Records that describe figures
========================================

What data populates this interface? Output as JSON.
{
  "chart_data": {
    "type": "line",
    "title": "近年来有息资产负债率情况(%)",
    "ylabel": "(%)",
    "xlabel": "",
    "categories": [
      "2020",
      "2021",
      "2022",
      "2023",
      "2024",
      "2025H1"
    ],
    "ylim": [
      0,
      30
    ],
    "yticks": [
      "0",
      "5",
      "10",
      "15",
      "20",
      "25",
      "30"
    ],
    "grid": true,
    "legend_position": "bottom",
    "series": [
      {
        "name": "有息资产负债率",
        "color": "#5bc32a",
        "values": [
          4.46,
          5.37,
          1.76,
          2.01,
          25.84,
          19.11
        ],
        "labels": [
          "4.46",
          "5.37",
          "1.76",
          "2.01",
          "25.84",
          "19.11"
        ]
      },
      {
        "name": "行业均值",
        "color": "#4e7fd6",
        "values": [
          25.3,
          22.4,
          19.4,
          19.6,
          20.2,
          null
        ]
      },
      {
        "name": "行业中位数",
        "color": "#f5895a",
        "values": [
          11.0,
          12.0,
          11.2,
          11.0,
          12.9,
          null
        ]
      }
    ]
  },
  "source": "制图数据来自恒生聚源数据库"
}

========================================

● Exercise description:
Show all lines above holding "color".

● Task solution:
        "color": "#5bc32a",
        "color": "#4e7fd6",
        "color": "#f5895a",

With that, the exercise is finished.